Saved entries »
BEGIN
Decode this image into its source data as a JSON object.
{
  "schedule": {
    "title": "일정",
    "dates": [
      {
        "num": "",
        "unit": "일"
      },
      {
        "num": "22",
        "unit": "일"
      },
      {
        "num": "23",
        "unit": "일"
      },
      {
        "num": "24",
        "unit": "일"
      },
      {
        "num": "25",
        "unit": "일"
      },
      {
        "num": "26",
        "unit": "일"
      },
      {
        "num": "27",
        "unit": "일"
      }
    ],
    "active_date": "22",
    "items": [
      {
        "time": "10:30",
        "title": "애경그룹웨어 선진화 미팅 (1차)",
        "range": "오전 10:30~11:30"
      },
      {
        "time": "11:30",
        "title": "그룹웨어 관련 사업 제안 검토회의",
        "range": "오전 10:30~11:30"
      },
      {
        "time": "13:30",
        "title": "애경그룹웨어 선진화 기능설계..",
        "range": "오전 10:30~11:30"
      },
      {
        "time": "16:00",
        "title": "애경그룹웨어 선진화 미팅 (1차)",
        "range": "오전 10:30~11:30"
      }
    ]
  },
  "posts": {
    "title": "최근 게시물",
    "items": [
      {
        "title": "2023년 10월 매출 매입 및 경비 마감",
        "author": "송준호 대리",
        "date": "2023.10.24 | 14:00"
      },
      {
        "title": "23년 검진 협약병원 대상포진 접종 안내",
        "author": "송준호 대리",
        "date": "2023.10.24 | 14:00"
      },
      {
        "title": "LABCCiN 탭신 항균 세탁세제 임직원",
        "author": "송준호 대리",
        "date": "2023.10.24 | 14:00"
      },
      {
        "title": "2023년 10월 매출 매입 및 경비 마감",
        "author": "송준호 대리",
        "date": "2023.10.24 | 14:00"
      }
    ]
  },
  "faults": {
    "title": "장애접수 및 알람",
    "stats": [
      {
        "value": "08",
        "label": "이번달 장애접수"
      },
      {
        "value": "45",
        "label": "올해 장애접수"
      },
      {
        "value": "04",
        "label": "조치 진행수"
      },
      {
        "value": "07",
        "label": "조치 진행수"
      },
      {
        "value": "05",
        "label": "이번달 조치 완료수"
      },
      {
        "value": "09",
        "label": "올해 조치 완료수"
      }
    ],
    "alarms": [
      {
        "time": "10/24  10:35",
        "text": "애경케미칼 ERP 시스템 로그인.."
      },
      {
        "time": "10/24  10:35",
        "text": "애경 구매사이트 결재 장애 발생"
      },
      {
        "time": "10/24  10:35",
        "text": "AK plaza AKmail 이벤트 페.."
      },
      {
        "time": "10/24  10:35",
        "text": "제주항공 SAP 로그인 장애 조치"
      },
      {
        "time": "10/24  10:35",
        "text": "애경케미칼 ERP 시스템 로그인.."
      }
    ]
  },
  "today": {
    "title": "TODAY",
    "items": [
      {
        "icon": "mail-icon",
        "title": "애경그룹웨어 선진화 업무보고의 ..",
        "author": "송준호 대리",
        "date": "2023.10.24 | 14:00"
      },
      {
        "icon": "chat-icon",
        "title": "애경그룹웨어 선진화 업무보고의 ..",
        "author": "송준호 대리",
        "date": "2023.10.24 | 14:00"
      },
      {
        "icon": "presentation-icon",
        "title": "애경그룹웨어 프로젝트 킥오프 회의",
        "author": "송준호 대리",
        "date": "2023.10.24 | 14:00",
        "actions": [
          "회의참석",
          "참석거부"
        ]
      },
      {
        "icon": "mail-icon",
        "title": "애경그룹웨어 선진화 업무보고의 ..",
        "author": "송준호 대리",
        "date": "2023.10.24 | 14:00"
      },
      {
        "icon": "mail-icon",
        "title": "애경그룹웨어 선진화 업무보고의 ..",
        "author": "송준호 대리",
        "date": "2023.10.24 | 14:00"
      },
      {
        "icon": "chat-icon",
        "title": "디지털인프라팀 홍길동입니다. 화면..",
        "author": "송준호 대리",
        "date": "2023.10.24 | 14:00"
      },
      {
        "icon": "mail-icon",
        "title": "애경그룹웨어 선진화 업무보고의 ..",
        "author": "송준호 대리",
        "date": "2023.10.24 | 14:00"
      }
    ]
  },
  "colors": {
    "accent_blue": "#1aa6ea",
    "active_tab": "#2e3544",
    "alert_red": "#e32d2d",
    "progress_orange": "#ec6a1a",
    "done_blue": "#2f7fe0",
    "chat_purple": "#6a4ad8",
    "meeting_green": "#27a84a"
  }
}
END
Required task » Print the records above exactly as they appear.

Reply to the task »
Decode this image into its source data as a JSON object.
{
  "schedule": {
    "title": "일정",
    "dates": [
      {
        "num": "",
        "unit": "일"
      },
      {
        "num": "22",
        "unit": "일"
      },
      {
        "num": "23",
        "unit": "일"
      },
      {
        "num": "24",
        "unit": "일"
      },
      {
        "num": "25",
        "unit": "일"
      },
      {
        "num": "26",
        "unit": "일"
      },
      {
        "num": "27",
        "unit": "일"
      }
    ],
    "active_date": "22",
    "items": [
      {
        "time": "10:30",
        "title": "애경그룹웨어 선진화 미팅 (1차)",
        "range": "오전 10:30~11:30"
      },
      {
        "time": "11:30",
        "title": "그룹웨어 관련 사업 제안 검토회의",
        "range": "오전 10:30~11:30"
      },
      {
        "time": "13:30",
        "title": "애경그룹웨어 선진화 기능설계..",
        "range": "오전 10:30~11:30"
      },
      {
        "time": "16:00",
        "title": "애경그룹웨어 선진화 미팅 (1차)",
        "range": "오전 10:30~11:30"
      }
    ]
  },
  "posts": {
    "title": "최근 게시물",
    "items": [
      {
        "title": "2023년 10월 매출 매입 및 경비 마감",
        "author": "송준호 대리",
        "date": "2023.10.24 | 14:00"
      },
      {
        "title": "23년 검진 협약병원 대상포진 접종 안내",
        "author": "송준호 대리",
        "date": "2023.10.24 | 14:00"
      },
      {
        "title": "LABCCiN 탭신 항균 세탁세제 임직원",
        "author": "송준호 대리",
        "date": "2023.10.24 | 14:00"
      },
      {
        "title": "2023년 10월 매출 매입 및 경비 마감",
        "author": "송준호 대리",
        "date": "2023.10.24 | 14:00"
      }
    ]
  },
  "faults": {
    "title": "장애접수 및 알람",
    "stats": [
      {
        "value": "08",
        "label": "이번달 장애접수"
      },
      {
        "value": "45",
        "label": "올해 장애접수"
      },
      {
        "value": "04",
        "label": "조치 진행수"
      },
      {
        "value": "07",
        "label": "조치 진행수"
      },
      {
        "value": "05",
        "label": "이번달 조치 완료수"
      },
      {
        "value": "09",
        "label": "올해 조치 완료수"
      }
    ],
    "alarms": [
      {
        "time": "10/24  10:35",
        "text": "애경케미칼 ERP 시스템 로그인.."
      },
      {
        "time": "10/24  10:35",
        "text": "애경 구매사이트 결재 장애 발생"
      },
      {
        "time": "10/24  10:35",
        "text": "AK plaza AKmail 이벤트 페.."
      },
      {
        "time": "10/24  10:35",
        "text": "제주항공 SAP 로그인 장애 조치"
      },
      {
        "time": "10/24  10:35",
        "text": "애경케미칼 ERP 시스템 로그인.."
      }
    ]
  },
  "today": {
    "title": "TODAY",
    "items": [
      {
        "icon": "mail-icon",
        "title": "애경그룹웨어 선진화 업무보고의 ..",
        "author": "송준호 대리",
        "date": "2023.10.24 | 14:00"
      },
      {
        "icon": "chat-icon",
        "title": "애경그룹웨어 선진화 업무보고의 ..",
        "author": "송준호 대리",
        "date": "2023.10.24 | 14:00"
      },
      {
        "icon": "presentation-icon",
        "title": "애경그룹웨어 프로젝트 킥오프 회의",
        "author": "송준호 대리",
        "date": "2023.10.24 | 14:00",
        "actions": [
          "회의참석",
          "참석거부"
        ]
      },
      {
        "icon": "mail-icon",
        "title": "애경그룹웨어 선진화 업무보고의 ..",
        "author": "송준호 대리",
        "date": "2023.10.24 | 14:00"
      },
      {
        "icon": "mail-icon",
        "title": "애경그룹웨어 선진화 업무보고의 ..",
        "author": "송준호 대리",
        "date": "2023.10.24 | 14:00"
      },
      {
        "icon": "chat-icon",
        "title": "디지털인프라팀 홍길동입니다. 화면..",
        "author": "송준호 대리",
        "date": "2023.10.24 | 14:00"
      },
      {
        "icon": "mail-icon",
        "title": "애경그룹웨어 선진화 업무보고의 ..",
        "author": "송준호 대리",
        "date": "2023.10.24 | 14:00"
      }
    ]
  },
  "colors": {
    "accent_blue": "#1aa6ea",
    "active_tab": "#2e3544",
    "alert_red": "#e32d2d",
    "progress_orange": "#ec6a1a",
    "done_blue": "#2f7fe0",
    "chat_purple": "#6a4ad8",
    "meeting_green": "#27a84a"
  }
}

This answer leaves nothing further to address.